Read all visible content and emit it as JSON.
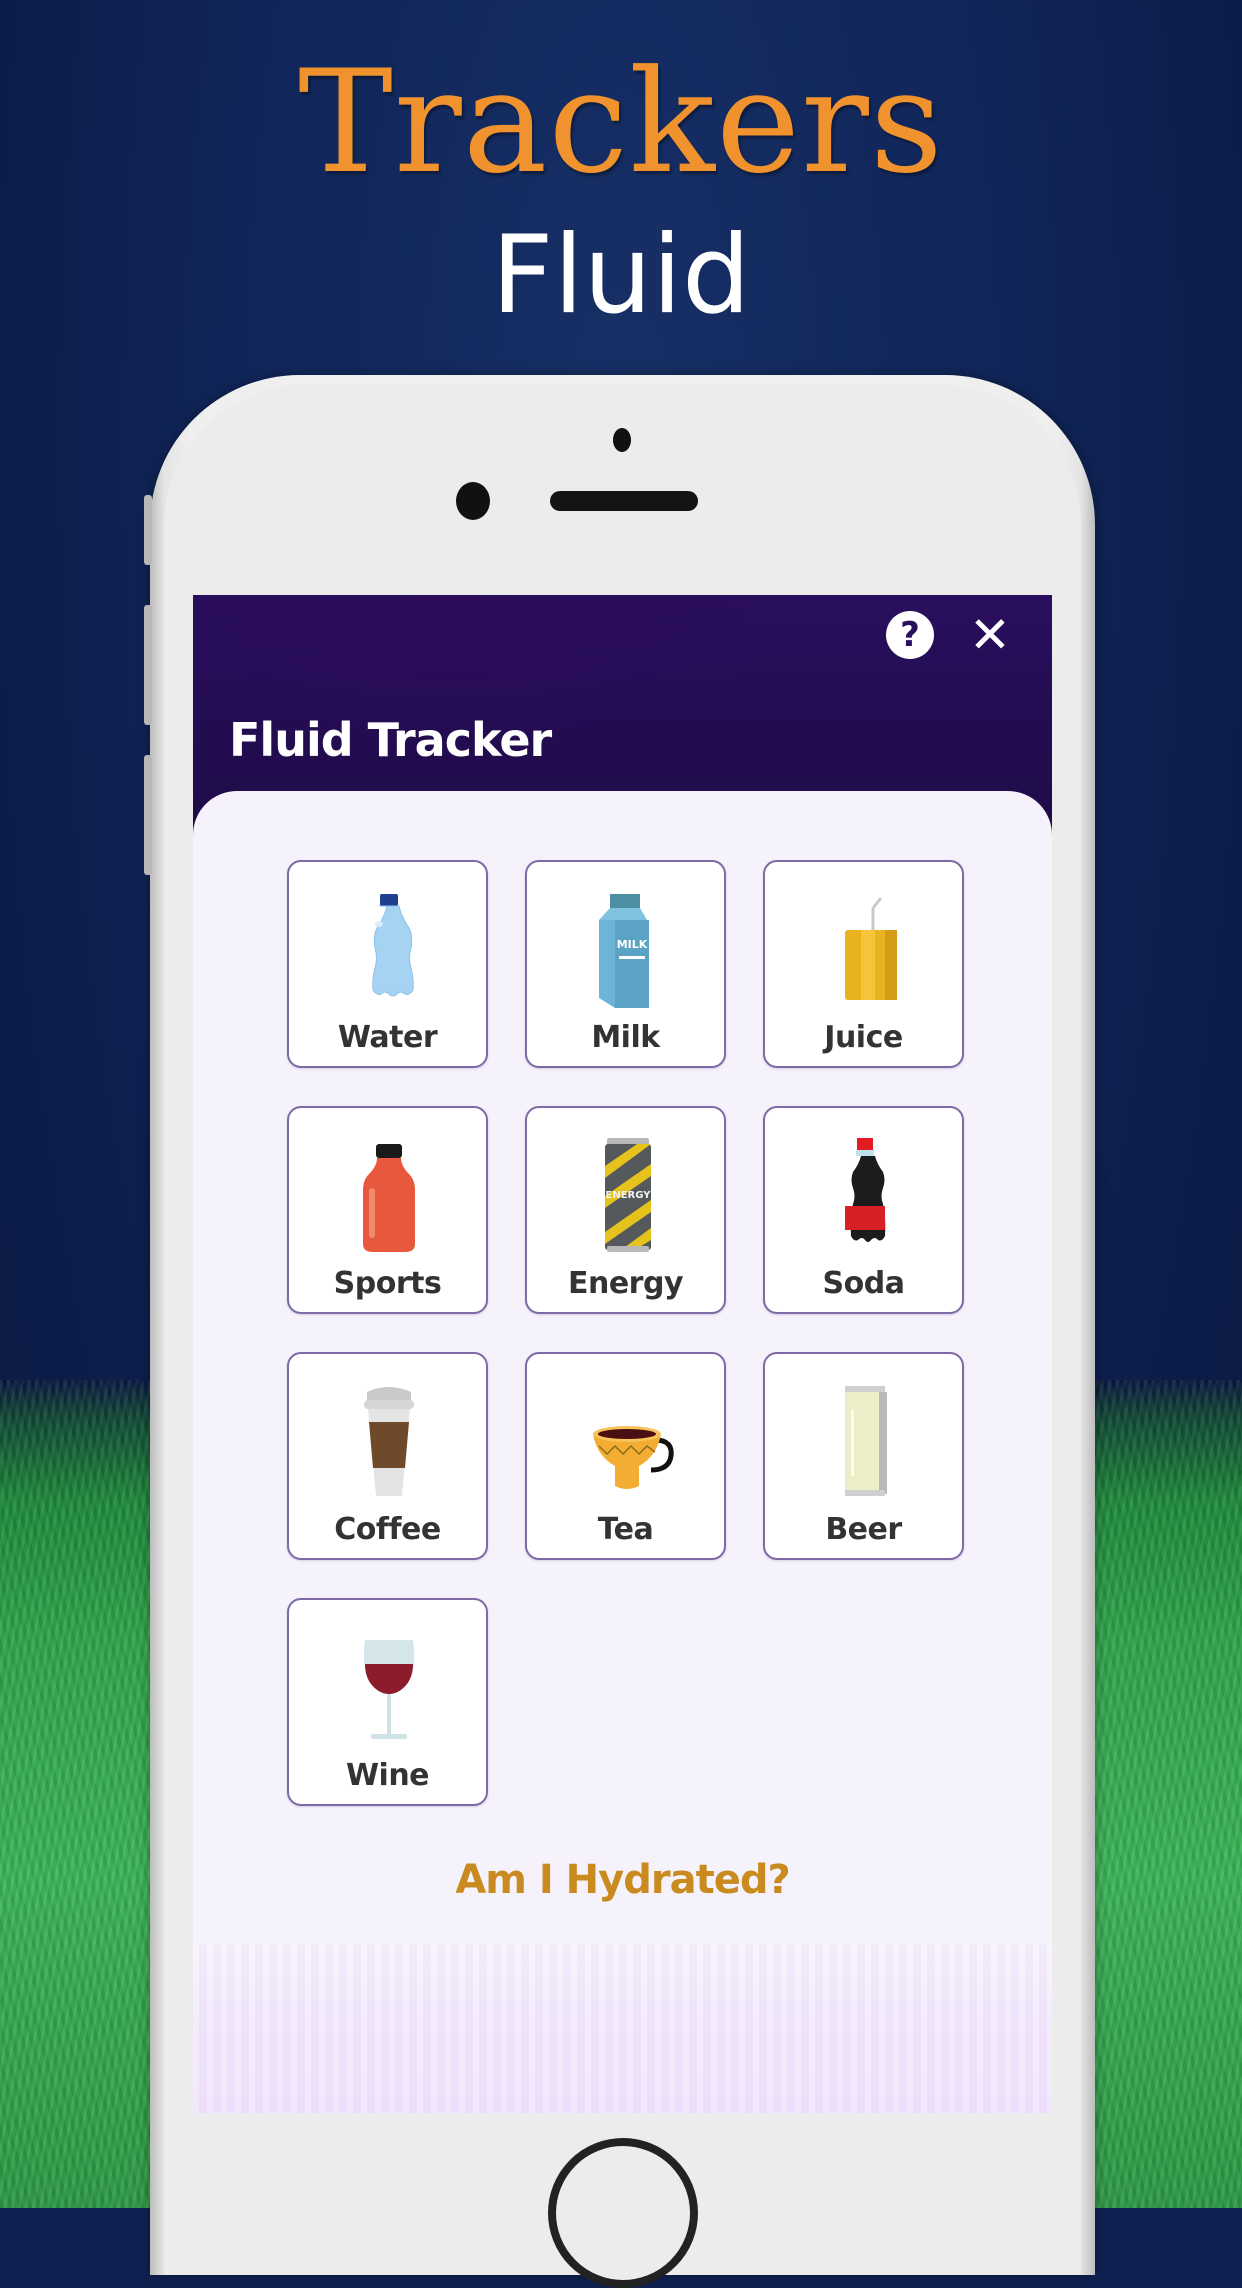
{
  "promo": {
    "headline": "Trackers",
    "subheadline": "Fluid"
  },
  "app": {
    "title": "Fluid Tracker",
    "help_icon": "?",
    "close_icon": "✕",
    "colors": {
      "header": "#2a0f5e",
      "accent": "#c98a1f",
      "tile_border": "#7d6aa6"
    }
  },
  "drinks": [
    {
      "label": "Water",
      "icon": "water-bottle-icon"
    },
    {
      "label": "Milk",
      "icon": "milk-carton-icon",
      "icon_text": "MILK"
    },
    {
      "label": "Juice",
      "icon": "juice-box-icon"
    },
    {
      "label": "Sports",
      "icon": "sports-bottle-icon"
    },
    {
      "label": "Energy",
      "icon": "energy-can-icon",
      "icon_text": "ENERGY"
    },
    {
      "label": "Soda",
      "icon": "soda-bottle-icon"
    },
    {
      "label": "Coffee",
      "icon": "coffee-cup-icon"
    },
    {
      "label": "Tea",
      "icon": "tea-cup-icon"
    },
    {
      "label": "Beer",
      "icon": "beer-can-icon"
    },
    {
      "label": "Wine",
      "icon": "wine-glass-icon"
    }
  ],
  "footer": {
    "hydration_link": "Am I Hydrated?"
  }
}
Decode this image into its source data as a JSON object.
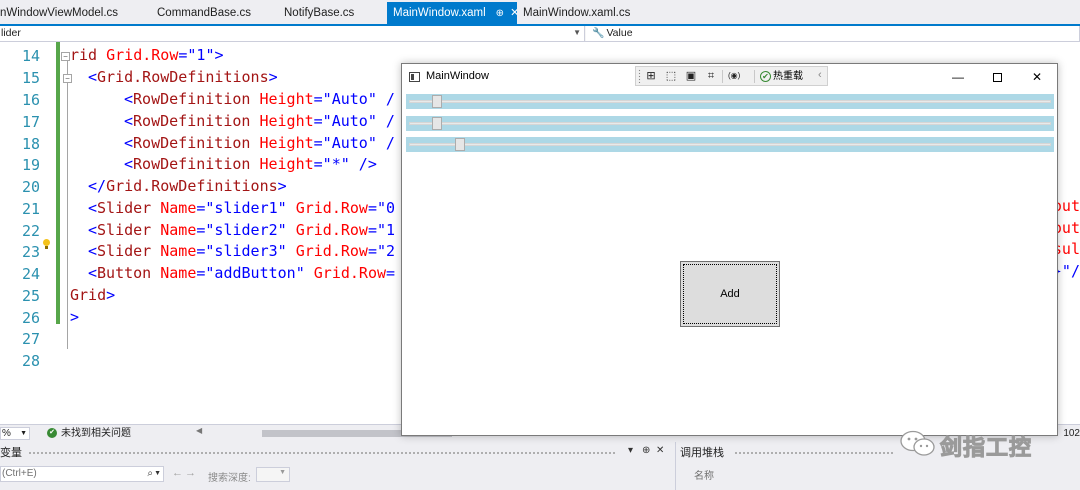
{
  "tabs": [
    {
      "label": "nWindowViewModel.cs",
      "active": false
    },
    {
      "label": "CommandBase.cs",
      "active": false
    },
    {
      "label": "NotifyBase.cs",
      "active": false
    },
    {
      "label": "MainWindow.xaml",
      "active": true,
      "pin": "⊕",
      "close": "✕"
    },
    {
      "label": "MainWindow.xaml.cs",
      "active": false
    }
  ],
  "navbar": {
    "left_value": "lider",
    "right_value": "Value"
  },
  "editor": {
    "line_numbers": [
      "14",
      "15",
      "16",
      "17",
      "18",
      "19",
      "20",
      "21",
      "22",
      "23",
      "24",
      "25",
      "26",
      "27",
      "28"
    ],
    "code": {
      "l14": {
        "a": "rid ",
        "b": "Grid.Row",
        "c": "=\"1\">"
      },
      "l15": {
        "a": "<",
        "b": "Grid.RowDefinitions",
        "c": ">"
      },
      "l16": {
        "a": "<",
        "b": "RowDefinition",
        "c": " Height",
        "d": "=\"Auto\" /"
      },
      "l17": {
        "a": "<",
        "b": "RowDefinition",
        "c": " Height",
        "d": "=\"Auto\" /"
      },
      "l18": {
        "a": "<",
        "b": "RowDefinition",
        "c": " Height",
        "d": "=\"Auto\" /"
      },
      "l19": {
        "a": "<",
        "b": "RowDefinition",
        "c": " Height",
        "d": "=\"*\" />"
      },
      "l20": {
        "a": "</",
        "b": "Grid.RowDefinitions",
        "c": ">"
      },
      "l21": {
        "a": "<",
        "b": "Slider",
        "c": " Name",
        "d": "=\"slider1\"",
        "e": " Grid.Row",
        "f": "=\"0"
      },
      "l22": {
        "a": "<",
        "b": "Slider",
        "c": " Name",
        "d": "=\"slider2\"",
        "e": " Grid.Row",
        "f": "=\"1"
      },
      "l23": {
        "a": "<",
        "b": "Slider",
        "c": " Name",
        "d": "=\"slider3\"",
        "e": " Grid.Row",
        "f": "=\"2"
      },
      "l24": {
        "a": "<",
        "b": "Button",
        "c": " Name",
        "d": "=\"addButton\"",
        "e": " Grid.Row",
        "f": "="
      },
      "l25": {
        "a": "Grid",
        "b": ">"
      },
      "l26": {
        "a": ">"
      }
    },
    "edge_text": {
      "l21": "out",
      "l22": "out",
      "l23": "sul",
      "l24": "}\"/"
    }
  },
  "status": {
    "zoom": "%",
    "issues": "未找到相关问题",
    "ratio": "102"
  },
  "bottom": {
    "left_title": "变量",
    "search_placeholder": "(Ctrl+E)",
    "depth_label": "搜索深度:",
    "right_title": "调用堆栈",
    "col_name": "名称"
  },
  "wpf_window": {
    "title": "MainWindow",
    "hot_reload": "热重载",
    "button_label": "Add",
    "sliders": [
      {
        "name": "slider1",
        "fraction": 0.04
      },
      {
        "name": "slider2",
        "fraction": 0.04
      },
      {
        "name": "slider3",
        "fraction": 0.076
      }
    ]
  },
  "watermark": {
    "text": "剑指工控"
  },
  "colors": {
    "accent": "#007acc",
    "slider_background": "#add8e6",
    "xaml_tag": "#a31515",
    "xaml_attribute": "#ff0000",
    "xaml_value": "#0000ff",
    "line_number": "#2b91af",
    "change_bar": "#57a64a"
  }
}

···

▶ **WRITTEN REQUEST**
Every line above that contains the word "JSON" should be reported.

▶ **REPLY TO THE EXERCISE**
Read all visible content and emit it as JSON.
Decode this image into its source data as a JSON object.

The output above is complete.